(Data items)
________________

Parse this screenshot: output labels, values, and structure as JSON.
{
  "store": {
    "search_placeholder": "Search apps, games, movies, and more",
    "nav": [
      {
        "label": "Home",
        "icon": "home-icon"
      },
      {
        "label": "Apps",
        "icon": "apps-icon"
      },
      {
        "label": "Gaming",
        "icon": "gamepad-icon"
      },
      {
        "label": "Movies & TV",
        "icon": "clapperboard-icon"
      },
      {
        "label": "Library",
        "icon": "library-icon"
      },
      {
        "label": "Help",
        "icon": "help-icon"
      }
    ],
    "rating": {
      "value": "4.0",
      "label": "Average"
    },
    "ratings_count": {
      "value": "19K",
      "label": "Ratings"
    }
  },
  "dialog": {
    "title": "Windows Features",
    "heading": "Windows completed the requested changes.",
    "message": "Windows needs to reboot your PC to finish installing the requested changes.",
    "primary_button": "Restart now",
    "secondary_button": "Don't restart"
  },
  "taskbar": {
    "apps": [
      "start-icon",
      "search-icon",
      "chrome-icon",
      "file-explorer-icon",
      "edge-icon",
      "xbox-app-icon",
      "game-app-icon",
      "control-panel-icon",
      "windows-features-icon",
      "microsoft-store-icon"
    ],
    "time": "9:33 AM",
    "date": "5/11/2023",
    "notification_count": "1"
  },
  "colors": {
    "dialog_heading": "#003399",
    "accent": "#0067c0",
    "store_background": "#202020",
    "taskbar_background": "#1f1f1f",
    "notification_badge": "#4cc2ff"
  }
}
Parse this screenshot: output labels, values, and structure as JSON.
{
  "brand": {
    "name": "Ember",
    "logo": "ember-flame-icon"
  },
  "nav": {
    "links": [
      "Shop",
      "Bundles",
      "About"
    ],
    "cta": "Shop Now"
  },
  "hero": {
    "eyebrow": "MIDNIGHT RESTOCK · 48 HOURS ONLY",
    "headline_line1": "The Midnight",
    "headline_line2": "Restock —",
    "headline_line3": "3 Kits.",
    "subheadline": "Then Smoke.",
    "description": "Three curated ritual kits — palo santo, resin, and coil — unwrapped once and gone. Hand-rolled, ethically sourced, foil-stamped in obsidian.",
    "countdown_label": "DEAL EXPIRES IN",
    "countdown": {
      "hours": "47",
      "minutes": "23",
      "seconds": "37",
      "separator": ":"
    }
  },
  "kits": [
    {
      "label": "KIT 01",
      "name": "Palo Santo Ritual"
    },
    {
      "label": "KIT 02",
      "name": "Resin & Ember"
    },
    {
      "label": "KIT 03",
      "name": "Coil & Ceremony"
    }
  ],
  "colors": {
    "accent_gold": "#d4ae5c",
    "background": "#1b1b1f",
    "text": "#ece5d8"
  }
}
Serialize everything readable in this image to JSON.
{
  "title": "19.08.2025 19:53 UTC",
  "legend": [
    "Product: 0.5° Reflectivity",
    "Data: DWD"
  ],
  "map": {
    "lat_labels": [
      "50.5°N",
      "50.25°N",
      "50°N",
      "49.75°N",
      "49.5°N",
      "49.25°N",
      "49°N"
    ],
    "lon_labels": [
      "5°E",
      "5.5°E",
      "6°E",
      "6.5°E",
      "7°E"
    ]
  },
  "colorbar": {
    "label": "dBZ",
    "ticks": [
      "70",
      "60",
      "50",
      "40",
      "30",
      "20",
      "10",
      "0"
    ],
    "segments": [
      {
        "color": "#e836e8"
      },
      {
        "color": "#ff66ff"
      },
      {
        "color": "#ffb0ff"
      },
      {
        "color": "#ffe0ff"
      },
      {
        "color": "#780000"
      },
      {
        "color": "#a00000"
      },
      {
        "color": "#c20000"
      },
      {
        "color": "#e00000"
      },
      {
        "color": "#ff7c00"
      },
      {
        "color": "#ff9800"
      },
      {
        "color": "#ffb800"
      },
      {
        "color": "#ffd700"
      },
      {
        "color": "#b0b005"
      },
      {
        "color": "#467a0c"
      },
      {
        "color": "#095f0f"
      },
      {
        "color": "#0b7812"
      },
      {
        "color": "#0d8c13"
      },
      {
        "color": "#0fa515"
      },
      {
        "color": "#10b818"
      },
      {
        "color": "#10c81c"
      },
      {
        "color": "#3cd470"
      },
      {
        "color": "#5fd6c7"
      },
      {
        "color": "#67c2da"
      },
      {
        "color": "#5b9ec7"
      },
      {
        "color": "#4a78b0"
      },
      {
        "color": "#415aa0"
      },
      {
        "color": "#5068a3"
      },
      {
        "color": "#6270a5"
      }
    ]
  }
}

________________

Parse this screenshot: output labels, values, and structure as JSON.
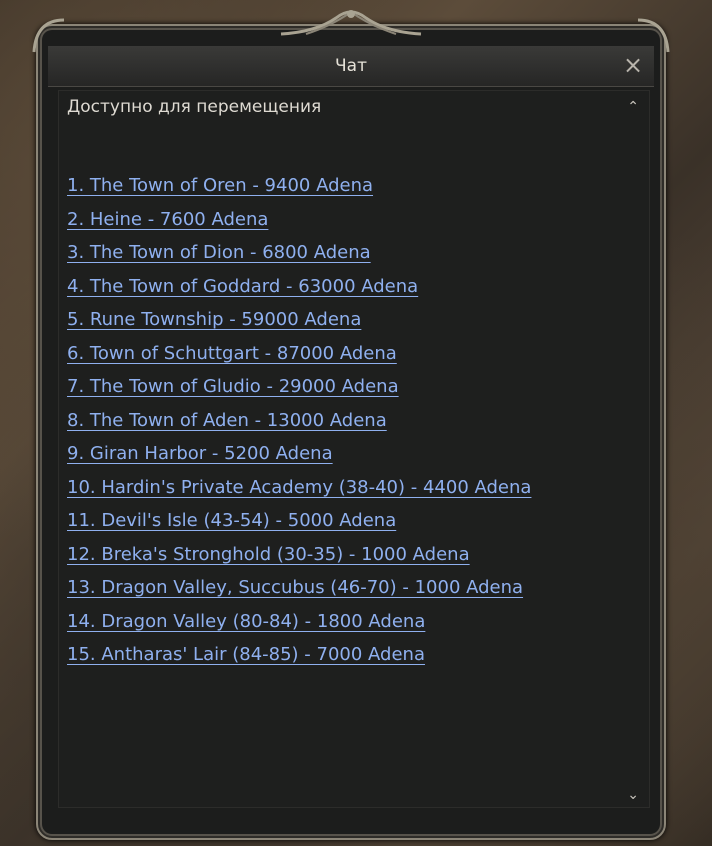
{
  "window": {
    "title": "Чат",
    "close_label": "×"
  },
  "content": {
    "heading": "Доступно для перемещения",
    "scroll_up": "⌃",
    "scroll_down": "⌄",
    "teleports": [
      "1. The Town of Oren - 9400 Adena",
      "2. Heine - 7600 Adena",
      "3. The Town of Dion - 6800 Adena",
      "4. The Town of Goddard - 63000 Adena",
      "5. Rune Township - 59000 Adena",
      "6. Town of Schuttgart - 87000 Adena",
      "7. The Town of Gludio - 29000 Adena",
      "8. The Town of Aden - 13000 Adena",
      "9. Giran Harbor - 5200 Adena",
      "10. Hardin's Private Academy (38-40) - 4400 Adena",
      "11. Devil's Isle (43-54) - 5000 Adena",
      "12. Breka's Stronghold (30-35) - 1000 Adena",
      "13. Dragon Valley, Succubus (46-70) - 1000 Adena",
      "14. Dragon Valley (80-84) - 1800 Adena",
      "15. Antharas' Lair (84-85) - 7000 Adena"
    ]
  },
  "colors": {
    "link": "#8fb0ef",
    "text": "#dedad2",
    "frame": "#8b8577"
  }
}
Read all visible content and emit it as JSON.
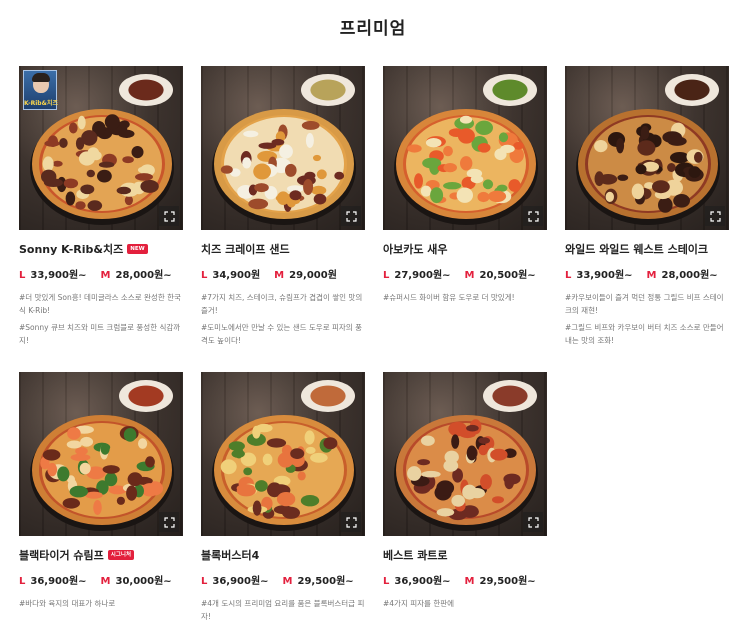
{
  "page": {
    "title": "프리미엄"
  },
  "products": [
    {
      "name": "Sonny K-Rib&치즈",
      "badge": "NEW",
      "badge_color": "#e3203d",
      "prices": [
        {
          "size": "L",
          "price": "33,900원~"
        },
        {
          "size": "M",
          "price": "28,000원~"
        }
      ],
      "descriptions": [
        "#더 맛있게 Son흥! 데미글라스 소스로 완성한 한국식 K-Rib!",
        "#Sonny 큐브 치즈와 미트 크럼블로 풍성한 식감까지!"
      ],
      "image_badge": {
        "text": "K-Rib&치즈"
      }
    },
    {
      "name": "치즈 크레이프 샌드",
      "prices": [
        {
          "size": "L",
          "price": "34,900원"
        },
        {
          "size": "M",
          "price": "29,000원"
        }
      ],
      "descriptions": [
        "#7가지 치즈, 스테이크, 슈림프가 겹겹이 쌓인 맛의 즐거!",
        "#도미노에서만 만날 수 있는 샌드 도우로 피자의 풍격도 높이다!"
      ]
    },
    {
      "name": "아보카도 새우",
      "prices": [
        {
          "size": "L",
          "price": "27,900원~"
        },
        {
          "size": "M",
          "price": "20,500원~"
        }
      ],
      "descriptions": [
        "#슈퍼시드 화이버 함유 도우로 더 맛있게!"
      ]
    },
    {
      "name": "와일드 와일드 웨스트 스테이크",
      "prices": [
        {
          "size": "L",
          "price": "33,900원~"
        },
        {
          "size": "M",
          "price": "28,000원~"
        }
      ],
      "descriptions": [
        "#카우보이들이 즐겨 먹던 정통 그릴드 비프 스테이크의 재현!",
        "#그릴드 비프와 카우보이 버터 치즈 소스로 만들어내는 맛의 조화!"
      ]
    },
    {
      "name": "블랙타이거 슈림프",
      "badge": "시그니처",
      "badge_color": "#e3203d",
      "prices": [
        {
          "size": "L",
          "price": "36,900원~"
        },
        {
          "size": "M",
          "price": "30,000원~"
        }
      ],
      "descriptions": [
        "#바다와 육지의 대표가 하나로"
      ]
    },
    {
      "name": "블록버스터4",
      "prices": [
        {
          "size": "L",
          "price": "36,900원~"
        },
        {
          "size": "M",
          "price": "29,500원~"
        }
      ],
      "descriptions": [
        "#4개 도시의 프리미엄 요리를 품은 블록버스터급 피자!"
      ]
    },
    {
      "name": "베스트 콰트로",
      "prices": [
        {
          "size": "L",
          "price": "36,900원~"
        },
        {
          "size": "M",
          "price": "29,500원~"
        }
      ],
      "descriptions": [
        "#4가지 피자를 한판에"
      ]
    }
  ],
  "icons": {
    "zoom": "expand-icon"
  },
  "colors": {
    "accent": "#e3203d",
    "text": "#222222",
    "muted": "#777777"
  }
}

________________

Brief:
State only how many lines in the material include "Valley".

Solution below:
2